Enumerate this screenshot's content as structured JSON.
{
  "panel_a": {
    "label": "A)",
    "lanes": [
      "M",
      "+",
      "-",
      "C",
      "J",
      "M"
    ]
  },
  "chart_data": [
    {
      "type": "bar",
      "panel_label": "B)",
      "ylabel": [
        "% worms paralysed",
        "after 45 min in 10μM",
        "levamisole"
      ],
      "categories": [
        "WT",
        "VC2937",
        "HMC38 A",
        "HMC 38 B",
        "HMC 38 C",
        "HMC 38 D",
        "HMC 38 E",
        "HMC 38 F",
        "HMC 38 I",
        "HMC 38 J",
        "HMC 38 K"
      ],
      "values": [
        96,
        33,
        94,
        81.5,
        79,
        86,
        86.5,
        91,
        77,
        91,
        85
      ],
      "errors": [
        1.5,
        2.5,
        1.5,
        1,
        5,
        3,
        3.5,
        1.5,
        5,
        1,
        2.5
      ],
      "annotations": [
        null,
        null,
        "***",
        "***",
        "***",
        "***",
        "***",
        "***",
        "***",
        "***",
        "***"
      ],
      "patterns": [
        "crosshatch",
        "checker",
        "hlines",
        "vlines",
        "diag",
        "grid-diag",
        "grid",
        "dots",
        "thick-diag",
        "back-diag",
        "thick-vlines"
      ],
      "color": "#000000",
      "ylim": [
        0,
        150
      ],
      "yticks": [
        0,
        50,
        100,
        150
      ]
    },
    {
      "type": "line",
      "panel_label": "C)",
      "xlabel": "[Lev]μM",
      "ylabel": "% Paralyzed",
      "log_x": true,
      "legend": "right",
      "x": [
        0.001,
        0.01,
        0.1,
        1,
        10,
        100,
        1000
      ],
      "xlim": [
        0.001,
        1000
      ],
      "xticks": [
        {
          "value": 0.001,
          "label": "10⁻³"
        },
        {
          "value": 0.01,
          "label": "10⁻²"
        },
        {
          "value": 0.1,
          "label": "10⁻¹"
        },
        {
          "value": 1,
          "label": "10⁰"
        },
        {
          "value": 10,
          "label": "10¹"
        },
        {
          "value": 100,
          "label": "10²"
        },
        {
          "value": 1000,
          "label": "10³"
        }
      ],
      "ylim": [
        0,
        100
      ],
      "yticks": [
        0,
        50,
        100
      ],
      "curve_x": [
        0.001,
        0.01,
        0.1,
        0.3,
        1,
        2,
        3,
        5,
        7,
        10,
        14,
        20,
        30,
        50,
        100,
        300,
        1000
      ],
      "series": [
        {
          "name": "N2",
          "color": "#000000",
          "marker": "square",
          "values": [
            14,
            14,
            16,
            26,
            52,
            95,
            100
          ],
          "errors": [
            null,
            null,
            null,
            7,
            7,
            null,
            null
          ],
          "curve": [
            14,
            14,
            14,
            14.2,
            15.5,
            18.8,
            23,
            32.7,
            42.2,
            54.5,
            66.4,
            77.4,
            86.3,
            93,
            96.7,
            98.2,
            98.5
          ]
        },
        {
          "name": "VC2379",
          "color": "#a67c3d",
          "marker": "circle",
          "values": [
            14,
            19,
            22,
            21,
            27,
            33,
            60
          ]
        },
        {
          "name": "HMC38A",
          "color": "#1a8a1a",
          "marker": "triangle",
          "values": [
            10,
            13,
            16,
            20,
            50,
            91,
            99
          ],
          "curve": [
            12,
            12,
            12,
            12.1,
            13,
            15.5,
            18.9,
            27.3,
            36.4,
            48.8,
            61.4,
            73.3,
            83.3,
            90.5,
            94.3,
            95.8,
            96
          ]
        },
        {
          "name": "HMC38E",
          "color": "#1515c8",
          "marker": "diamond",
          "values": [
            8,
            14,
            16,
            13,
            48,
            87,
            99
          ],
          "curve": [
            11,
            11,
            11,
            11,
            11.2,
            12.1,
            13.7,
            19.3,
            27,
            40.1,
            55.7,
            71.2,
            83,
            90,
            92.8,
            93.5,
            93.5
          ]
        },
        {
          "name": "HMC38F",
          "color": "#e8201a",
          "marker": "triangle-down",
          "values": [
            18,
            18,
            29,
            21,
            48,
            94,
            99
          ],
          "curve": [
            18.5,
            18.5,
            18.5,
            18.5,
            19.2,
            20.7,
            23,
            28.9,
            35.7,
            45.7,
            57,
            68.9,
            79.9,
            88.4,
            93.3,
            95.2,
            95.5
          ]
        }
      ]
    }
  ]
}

#####

- _Task requirements_: Output every record above exactly as it appears.

- _Output_:
Enumerate this screenshot's content as structured JSON.
{
  "panel_a": {
    "label": "A)",
    "lanes": [
      "M",
      "+",
      "-",
      "C",
      "J",
      "M"
    ]
  },
  "chart_data": [
    {
      "type": "bar",
      "panel_label": "B)",
      "ylabel": [
        "% worms paralysed",
        "after 45 min in 10μM",
        "levamisole"
      ],
      "categories": [
        "WT",
        "VC2937",
        "HMC38 A",
        "HMC 38 B",
        "HMC 38 C",
        "HMC 38 D",
        "HMC 38 E",
        "HMC 38 F",
        "HMC 38 I",
        "HMC 38 J",
        "HMC 38 K"
      ],
      "values": [
        96,
        33,
        94,
        81.5,
        79,
        86,
        86.5,
        91,
        77,
        91,
        85
      ],
      "errors": [
        1.5,
        2.5,
        1.5,
        1,
        5,
        3,
        3.5,
        1.5,
        5,
        1,
        2.5
      ],
      "annotations": [
        null,
        null,
        "***",
        "***",
        "***",
        "***",
        "***",
        "***",
        "***",
        "***",
        "***"
      ],
      "patterns": [
        "crosshatch",
        "checker",
        "hlines",
        "vlines",
        "diag",
        "grid-diag",
        "grid",
        "dots",
        "thick-diag",
        "back-diag",
        "thick-vlines"
      ],
      "color": "#000000",
      "ylim": [
        0,
        150
      ],
      "yticks": [
        0,
        50,
        100,
        150
      ]
    },
    {
      "type": "line",
      "panel_label": "C)",
      "xlabel": "[Lev]μM",
      "ylabel": "% Paralyzed",
      "log_x": true,
      "legend": "right",
      "x": [
        0.001,
        0.01,
        0.1,
        1,
        10,
        100,
        1000
      ],
      "xlim": [
        0.001,
        1000
      ],
      "xticks": [
        {
          "value": 0.001,
          "label": "10⁻³"
        },
        {
          "value": 0.01,
          "label": "10⁻²"
        },
        {
          "value": 0.1,
          "label": "10⁻¹"
        },
        {
          "value": 1,
          "label": "10⁰"
        },
        {
          "value": 10,
          "label": "10¹"
        },
        {
          "value": 100,
          "label": "10²"
        },
        {
          "value": 1000,
          "label": "10³"
        }
      ],
      "ylim": [
        0,
        100
      ],
      "yticks": [
        0,
        50,
        100
      ],
      "curve_x": [
        0.001,
        0.01,
        0.1,
        0.3,
        1,
        2,
        3,
        5,
        7,
        10,
        14,
        20,
        30,
        50,
        100,
        300,
        1000
      ],
      "series": [
        {
          "name": "N2",
          "color": "#000000",
          "marker": "square",
          "values": [
            14,
            14,
            16,
            26,
            52,
            95,
            100
          ],
          "errors": [
            null,
            null,
            null,
            7,
            7,
            null,
            null
          ],
          "curve": [
            14,
            14,
            14,
            14.2,
            15.5,
            18.8,
            23,
            32.7,
            42.2,
            54.5,
            66.4,
            77.4,
            86.3,
            93,
            96.7,
            98.2,
            98.5
          ]
        },
        {
          "name": "VC2379",
          "color": "#a67c3d",
          "marker": "circle",
          "values": [
            14,
            19,
            22,
            21,
            27,
            33,
            60
          ]
        },
        {
          "name": "HMC38A",
          "color": "#1a8a1a",
          "marker": "triangle",
          "values": [
            10,
            13,
            16,
            20,
            50,
            91,
            99
          ],
          "curve": [
            12,
            12,
            12,
            12.1,
            13,
            15.5,
            18.9,
            27.3,
            36.4,
            48.8,
            61.4,
            73.3,
            83.3,
            90.5,
            94.3,
            95.8,
            96
          ]
        },
        {
          "name": "HMC38E",
          "color": "#1515c8",
          "marker": "diamond",
          "values": [
            8,
            14,
            16,
            13,
            48,
            87,
            99
          ],
          "curve": [
            11,
            11,
            11,
            11,
            11.2,
            12.1,
            13.7,
            19.3,
            27,
            40.1,
            55.7,
            71.2,
            83,
            90,
            92.8,
            93.5,
            93.5
          ]
        },
        {
          "name": "HMC38F",
          "color": "#e8201a",
          "marker": "triangle-down",
          "values": [
            18,
            18,
            29,
            21,
            48,
            94,
            99
          ],
          "curve": [
            18.5,
            18.5,
            18.5,
            18.5,
            19.2,
            20.7,
            23,
            28.9,
            35.7,
            45.7,
            57,
            68.9,
            79.9,
            88.4,
            93.3,
            95.2,
            95.5
          ]
        }
      ]
    }
  ]
}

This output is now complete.